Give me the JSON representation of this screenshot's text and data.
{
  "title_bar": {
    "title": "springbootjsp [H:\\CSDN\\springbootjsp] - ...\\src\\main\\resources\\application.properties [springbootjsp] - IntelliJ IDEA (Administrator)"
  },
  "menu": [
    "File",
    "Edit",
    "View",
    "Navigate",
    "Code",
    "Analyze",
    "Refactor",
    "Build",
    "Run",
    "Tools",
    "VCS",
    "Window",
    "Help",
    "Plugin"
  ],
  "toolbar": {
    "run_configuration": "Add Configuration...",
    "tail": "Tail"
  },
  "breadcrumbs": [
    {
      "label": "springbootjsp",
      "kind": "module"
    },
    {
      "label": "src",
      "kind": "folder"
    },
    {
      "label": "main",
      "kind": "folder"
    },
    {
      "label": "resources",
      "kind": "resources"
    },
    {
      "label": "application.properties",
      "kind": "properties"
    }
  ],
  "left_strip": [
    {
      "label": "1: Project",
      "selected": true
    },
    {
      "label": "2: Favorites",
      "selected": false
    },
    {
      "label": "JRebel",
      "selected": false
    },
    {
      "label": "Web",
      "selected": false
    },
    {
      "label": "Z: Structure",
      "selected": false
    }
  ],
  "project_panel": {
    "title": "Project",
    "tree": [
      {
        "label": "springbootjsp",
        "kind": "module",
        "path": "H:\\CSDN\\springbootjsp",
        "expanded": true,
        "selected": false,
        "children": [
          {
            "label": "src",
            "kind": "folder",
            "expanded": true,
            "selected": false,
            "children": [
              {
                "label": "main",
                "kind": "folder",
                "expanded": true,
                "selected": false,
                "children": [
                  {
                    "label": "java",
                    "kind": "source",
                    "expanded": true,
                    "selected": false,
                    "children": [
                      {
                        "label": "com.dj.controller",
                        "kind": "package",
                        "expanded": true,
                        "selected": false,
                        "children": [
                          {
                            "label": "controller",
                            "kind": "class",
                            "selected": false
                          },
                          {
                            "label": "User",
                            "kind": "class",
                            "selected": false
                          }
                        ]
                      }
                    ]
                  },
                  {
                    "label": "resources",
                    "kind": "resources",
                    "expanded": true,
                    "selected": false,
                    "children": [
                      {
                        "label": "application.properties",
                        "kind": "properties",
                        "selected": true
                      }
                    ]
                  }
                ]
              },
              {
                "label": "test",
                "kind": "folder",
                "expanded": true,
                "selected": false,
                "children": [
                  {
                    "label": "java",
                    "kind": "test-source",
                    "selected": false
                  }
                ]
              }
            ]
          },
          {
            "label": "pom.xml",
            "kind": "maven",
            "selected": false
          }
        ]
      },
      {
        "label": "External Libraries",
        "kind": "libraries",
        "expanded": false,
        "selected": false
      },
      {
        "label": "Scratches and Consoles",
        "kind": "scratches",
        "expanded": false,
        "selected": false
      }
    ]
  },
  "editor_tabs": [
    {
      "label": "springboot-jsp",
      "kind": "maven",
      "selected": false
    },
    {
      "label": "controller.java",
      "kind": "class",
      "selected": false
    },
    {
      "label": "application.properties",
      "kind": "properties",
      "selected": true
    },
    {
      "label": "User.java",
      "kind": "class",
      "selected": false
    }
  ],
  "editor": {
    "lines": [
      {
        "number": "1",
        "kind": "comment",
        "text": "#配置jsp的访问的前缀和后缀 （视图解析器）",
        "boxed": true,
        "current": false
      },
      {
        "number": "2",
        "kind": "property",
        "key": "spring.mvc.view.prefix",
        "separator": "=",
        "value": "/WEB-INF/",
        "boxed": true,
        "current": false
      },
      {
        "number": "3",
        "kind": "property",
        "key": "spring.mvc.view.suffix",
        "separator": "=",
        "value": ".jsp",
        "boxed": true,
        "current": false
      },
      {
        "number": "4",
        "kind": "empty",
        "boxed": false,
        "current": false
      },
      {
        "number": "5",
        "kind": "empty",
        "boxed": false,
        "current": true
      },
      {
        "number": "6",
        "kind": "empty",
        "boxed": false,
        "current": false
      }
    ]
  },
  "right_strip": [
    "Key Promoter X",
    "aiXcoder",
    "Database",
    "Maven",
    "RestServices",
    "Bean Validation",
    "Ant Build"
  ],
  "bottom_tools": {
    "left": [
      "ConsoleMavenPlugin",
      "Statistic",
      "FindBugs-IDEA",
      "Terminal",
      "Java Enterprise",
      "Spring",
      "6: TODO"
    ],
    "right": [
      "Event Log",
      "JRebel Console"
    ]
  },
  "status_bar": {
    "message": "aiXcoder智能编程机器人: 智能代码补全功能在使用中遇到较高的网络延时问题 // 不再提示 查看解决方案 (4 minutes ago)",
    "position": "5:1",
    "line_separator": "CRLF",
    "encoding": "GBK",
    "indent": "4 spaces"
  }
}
________________________
What this task involves
Set all of the records down again, exactly as they stand.

Written response
Give me the JSON representation of this screenshot's text and data.
{
  "title_bar": {
    "title": "springbootjsp [H:\\CSDN\\springbootjsp] - ...\\src\\main\\resources\\application.properties [springbootjsp] - IntelliJ IDEA (Administrator)"
  },
  "menu": [
    "File",
    "Edit",
    "View",
    "Navigate",
    "Code",
    "Analyze",
    "Refactor",
    "Build",
    "Run",
    "Tools",
    "VCS",
    "Window",
    "Help",
    "Plugin"
  ],
  "toolbar": {
    "run_configuration": "Add Configuration...",
    "tail": "Tail"
  },
  "breadcrumbs": [
    {
      "label": "springbootjsp",
      "kind": "module"
    },
    {
      "label": "src",
      "kind": "folder"
    },
    {
      "label": "main",
      "kind": "folder"
    },
    {
      "label": "resources",
      "kind": "resources"
    },
    {
      "label": "application.properties",
      "kind": "properties"
    }
  ],
  "left_strip": [
    {
      "label": "1: Project",
      "selected": true
    },
    {
      "label": "2: Favorites",
      "selected": false
    },
    {
      "label": "JRebel",
      "selected": false
    },
    {
      "label": "Web",
      "selected": false
    },
    {
      "label": "Z: Structure",
      "selected": false
    }
  ],
  "project_panel": {
    "title": "Project",
    "tree": [
      {
        "label": "springbootjsp",
        "kind": "module",
        "path": "H:\\CSDN\\springbootjsp",
        "expanded": true,
        "selected": false,
        "children": [
          {
            "label": "src",
            "kind": "folder",
            "expanded": true,
            "selected": false,
            "children": [
              {
                "label": "main",
                "kind": "folder",
                "expanded": true,
                "selected": false,
                "children": [
                  {
                    "label": "java",
                    "kind": "source",
                    "expanded": true,
                    "selected": false,
                    "children": [
                      {
                        "label": "com.dj.controller",
                        "kind": "package",
                        "expanded": true,
                        "selected": false,
                        "children": [
                          {
                            "label": "controller",
                            "kind": "class",
                            "selected": false
                          },
                          {
                            "label": "User",
                            "kind": "class",
                            "selected": false
                          }
                        ]
                      }
                    ]
                  },
                  {
                    "label": "resources",
                    "kind": "resources",
                    "expanded": true,
                    "selected": false,
                    "children": [
                      {
                        "label": "application.properties",
                        "kind": "properties",
                        "selected": true
                      }
                    ]
                  }
                ]
              },
              {
                "label": "test",
                "kind": "folder",
                "expanded": true,
                "selected": false,
                "children": [
                  {
                    "label": "java",
                    "kind": "test-source",
                    "selected": false
                  }
                ]
              }
            ]
          },
          {
            "label": "pom.xml",
            "kind": "maven",
            "selected": false
          }
        ]
      },
      {
        "label": "External Libraries",
        "kind": "libraries",
        "expanded": false,
        "selected": false
      },
      {
        "label": "Scratches and Consoles",
        "kind": "scratches",
        "expanded": false,
        "selected": false
      }
    ]
  },
  "editor_tabs": [
    {
      "label": "springboot-jsp",
      "kind": "maven",
      "selected": false
    },
    {
      "label": "controller.java",
      "kind": "class",
      "selected": false
    },
    {
      "label": "application.properties",
      "kind": "properties",
      "selected": true
    },
    {
      "label": "User.java",
      "kind": "class",
      "selected": false
    }
  ],
  "editor": {
    "lines": [
      {
        "number": "1",
        "kind": "comment",
        "text": "#配置jsp的访问的前缀和后缀 （视图解析器）",
        "boxed": true,
        "current": false
      },
      {
        "number": "2",
        "kind": "property",
        "key": "spring.mvc.view.prefix",
        "separator": "=",
        "value": "/WEB-INF/",
        "boxed": true,
        "current": false
      },
      {
        "number": "3",
        "kind": "property",
        "key": "spring.mvc.view.suffix",
        "separator": "=",
        "value": ".jsp",
        "boxed": true,
        "current": false
      },
      {
        "number": "4",
        "kind": "empty",
        "boxed": false,
        "current": false
      },
      {
        "number": "5",
        "kind": "empty",
        "boxed": false,
        "current": true
      },
      {
        "number": "6",
        "kind": "empty",
        "boxed": false,
        "current": false
      }
    ]
  },
  "right_strip": [
    "Key Promoter X",
    "aiXcoder",
    "Database",
    "Maven",
    "RestServices",
    "Bean Validation",
    "Ant Build"
  ],
  "bottom_tools": {
    "left": [
      "ConsoleMavenPlugin",
      "Statistic",
      "FindBugs-IDEA",
      "Terminal",
      "Java Enterprise",
      "Spring",
      "6: TODO"
    ],
    "right": [
      "Event Log",
      "JRebel Console"
    ]
  },
  "status_bar": {
    "message": "aiXcoder智能编程机器人: 智能代码补全功能在使用中遇到较高的网络延时问题 // 不再提示 查看解决方案 (4 minutes ago)",
    "position": "5:1",
    "line_separator": "CRLF",
    "encoding": "GBK",
    "indent": "4 spaces"
  }
}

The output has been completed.